EXERCISE INSTRUCTIONS
Pull every line that holds the word "프로젝트" from the entries.

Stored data

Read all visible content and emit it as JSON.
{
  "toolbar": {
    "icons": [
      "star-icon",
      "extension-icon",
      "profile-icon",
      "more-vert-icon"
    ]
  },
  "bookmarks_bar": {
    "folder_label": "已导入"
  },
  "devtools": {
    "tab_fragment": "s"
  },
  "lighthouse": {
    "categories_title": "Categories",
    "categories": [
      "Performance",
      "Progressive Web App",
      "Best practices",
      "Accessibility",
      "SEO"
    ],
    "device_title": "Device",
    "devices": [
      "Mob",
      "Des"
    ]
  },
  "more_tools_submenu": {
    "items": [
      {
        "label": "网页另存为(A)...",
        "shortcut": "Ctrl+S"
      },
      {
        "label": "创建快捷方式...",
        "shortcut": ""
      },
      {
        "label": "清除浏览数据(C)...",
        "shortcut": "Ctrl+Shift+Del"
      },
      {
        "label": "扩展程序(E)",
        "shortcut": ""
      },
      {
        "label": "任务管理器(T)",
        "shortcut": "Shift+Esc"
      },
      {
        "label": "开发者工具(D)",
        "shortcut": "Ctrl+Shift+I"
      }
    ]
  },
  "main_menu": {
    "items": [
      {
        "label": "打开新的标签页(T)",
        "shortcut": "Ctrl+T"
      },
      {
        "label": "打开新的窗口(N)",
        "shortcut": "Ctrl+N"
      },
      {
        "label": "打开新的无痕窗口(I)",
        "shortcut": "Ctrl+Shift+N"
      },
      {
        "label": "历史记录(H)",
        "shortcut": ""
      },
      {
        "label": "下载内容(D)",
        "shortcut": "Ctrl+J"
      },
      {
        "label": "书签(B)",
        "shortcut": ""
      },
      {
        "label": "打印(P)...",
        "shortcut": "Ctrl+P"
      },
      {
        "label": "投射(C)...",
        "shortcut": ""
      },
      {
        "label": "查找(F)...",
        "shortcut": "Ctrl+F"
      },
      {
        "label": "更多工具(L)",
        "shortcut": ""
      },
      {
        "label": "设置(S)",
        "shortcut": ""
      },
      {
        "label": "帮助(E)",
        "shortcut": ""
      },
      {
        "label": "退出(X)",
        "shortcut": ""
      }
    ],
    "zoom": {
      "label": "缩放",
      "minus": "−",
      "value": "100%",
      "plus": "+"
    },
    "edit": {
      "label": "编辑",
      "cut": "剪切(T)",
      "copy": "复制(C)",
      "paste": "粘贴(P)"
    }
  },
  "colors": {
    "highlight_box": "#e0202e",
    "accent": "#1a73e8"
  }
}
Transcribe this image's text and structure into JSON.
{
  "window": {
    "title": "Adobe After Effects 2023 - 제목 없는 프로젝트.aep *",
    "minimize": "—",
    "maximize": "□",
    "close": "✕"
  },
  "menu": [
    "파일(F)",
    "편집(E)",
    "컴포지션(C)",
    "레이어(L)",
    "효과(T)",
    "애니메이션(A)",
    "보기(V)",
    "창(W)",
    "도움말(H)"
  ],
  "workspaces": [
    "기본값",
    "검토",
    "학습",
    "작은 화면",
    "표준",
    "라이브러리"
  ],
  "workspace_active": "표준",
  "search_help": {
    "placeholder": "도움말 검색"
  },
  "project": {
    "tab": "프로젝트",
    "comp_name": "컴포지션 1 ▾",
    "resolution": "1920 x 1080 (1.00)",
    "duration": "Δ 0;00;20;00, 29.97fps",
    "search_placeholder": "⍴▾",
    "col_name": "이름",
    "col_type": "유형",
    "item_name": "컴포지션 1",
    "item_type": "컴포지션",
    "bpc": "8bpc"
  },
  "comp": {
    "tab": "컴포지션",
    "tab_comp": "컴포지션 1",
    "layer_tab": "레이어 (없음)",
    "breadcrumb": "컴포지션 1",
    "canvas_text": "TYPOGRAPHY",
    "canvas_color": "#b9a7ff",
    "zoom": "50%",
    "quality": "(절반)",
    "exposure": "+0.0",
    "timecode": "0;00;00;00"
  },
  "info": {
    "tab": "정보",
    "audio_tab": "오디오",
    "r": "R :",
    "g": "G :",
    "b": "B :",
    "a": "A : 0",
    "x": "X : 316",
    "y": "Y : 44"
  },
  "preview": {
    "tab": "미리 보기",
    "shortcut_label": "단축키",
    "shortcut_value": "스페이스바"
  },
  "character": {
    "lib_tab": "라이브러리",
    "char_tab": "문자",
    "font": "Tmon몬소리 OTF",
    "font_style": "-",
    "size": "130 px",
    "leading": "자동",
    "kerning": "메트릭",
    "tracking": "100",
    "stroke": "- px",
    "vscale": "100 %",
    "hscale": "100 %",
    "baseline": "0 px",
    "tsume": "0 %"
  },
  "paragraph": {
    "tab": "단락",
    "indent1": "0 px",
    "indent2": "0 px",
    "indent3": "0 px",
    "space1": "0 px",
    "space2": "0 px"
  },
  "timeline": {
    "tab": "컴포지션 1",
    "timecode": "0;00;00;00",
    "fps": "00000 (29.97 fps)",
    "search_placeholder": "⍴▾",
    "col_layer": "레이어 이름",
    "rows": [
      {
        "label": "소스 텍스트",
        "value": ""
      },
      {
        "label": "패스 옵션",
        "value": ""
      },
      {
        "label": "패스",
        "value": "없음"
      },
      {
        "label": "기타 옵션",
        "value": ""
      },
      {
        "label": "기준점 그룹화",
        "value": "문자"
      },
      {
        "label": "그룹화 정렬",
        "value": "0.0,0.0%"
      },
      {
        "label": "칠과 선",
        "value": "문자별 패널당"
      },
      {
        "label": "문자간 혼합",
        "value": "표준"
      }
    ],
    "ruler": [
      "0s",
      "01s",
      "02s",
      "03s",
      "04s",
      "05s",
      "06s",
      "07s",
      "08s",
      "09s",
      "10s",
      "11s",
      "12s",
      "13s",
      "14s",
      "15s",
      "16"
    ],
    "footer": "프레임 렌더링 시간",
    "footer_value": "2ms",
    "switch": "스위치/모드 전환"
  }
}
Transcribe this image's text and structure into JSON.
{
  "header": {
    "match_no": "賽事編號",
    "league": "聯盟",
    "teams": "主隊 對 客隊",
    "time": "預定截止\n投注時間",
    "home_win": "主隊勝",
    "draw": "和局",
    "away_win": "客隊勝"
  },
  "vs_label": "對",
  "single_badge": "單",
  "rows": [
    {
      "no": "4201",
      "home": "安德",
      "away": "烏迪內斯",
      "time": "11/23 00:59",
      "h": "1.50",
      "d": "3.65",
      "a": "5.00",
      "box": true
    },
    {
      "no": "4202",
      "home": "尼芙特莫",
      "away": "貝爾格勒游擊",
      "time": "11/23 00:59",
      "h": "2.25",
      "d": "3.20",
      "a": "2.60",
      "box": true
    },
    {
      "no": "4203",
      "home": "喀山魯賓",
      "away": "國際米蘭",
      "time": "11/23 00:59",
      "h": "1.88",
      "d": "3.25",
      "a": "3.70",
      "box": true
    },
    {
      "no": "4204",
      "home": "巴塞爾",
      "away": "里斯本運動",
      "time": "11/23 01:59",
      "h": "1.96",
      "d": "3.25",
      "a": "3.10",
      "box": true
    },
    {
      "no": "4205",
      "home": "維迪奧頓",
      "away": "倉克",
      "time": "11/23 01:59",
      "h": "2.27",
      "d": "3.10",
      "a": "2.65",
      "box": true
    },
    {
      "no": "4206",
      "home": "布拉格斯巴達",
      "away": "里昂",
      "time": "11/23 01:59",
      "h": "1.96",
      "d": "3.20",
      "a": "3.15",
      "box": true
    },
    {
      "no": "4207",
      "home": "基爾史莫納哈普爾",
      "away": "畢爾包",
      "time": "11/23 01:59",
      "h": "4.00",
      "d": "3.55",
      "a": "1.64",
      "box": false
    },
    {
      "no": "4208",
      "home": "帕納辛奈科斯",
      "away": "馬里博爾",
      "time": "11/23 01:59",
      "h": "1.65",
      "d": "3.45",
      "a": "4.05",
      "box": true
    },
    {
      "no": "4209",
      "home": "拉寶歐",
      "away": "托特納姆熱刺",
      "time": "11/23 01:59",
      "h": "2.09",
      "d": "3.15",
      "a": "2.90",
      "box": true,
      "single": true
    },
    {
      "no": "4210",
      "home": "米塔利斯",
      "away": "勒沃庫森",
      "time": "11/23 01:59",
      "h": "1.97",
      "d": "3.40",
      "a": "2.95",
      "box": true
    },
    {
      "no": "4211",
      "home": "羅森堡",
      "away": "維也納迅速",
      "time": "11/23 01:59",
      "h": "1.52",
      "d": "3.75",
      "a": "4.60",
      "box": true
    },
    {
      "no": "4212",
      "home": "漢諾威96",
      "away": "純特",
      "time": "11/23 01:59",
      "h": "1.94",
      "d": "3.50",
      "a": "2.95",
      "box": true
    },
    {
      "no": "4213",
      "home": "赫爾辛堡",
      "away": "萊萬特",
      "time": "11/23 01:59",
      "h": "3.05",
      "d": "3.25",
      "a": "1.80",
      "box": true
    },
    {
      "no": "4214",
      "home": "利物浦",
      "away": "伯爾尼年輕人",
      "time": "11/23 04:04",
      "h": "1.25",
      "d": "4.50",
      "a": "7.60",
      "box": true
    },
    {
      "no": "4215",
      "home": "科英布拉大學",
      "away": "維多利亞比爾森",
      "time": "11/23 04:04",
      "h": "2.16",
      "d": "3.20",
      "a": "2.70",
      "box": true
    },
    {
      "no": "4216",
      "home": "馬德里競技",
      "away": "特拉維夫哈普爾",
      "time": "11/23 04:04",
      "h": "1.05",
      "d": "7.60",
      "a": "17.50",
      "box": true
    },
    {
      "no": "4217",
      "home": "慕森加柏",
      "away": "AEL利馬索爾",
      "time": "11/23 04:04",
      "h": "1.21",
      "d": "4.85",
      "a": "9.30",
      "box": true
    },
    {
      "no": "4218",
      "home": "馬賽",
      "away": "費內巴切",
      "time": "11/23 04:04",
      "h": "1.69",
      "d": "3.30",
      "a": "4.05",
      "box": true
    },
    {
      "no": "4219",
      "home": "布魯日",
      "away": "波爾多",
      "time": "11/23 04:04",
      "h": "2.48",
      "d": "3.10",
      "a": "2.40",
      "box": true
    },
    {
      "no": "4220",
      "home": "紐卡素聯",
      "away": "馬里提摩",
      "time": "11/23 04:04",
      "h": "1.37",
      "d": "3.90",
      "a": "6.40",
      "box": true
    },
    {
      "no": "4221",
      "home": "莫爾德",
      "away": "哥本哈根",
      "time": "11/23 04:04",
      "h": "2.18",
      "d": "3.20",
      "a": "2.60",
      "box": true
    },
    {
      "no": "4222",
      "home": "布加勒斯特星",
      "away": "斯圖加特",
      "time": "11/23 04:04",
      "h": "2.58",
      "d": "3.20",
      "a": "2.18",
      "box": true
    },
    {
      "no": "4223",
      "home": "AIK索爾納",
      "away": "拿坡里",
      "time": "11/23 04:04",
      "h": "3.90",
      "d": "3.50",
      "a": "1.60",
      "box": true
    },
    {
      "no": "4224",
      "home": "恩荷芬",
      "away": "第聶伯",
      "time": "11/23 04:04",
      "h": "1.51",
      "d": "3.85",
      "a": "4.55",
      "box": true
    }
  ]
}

OUTPUT FOR THIS EXERCISE
    "title": "Adobe After Effects 2023 - 제목 없는 프로젝트.aep *",
    "tab": "프로젝트",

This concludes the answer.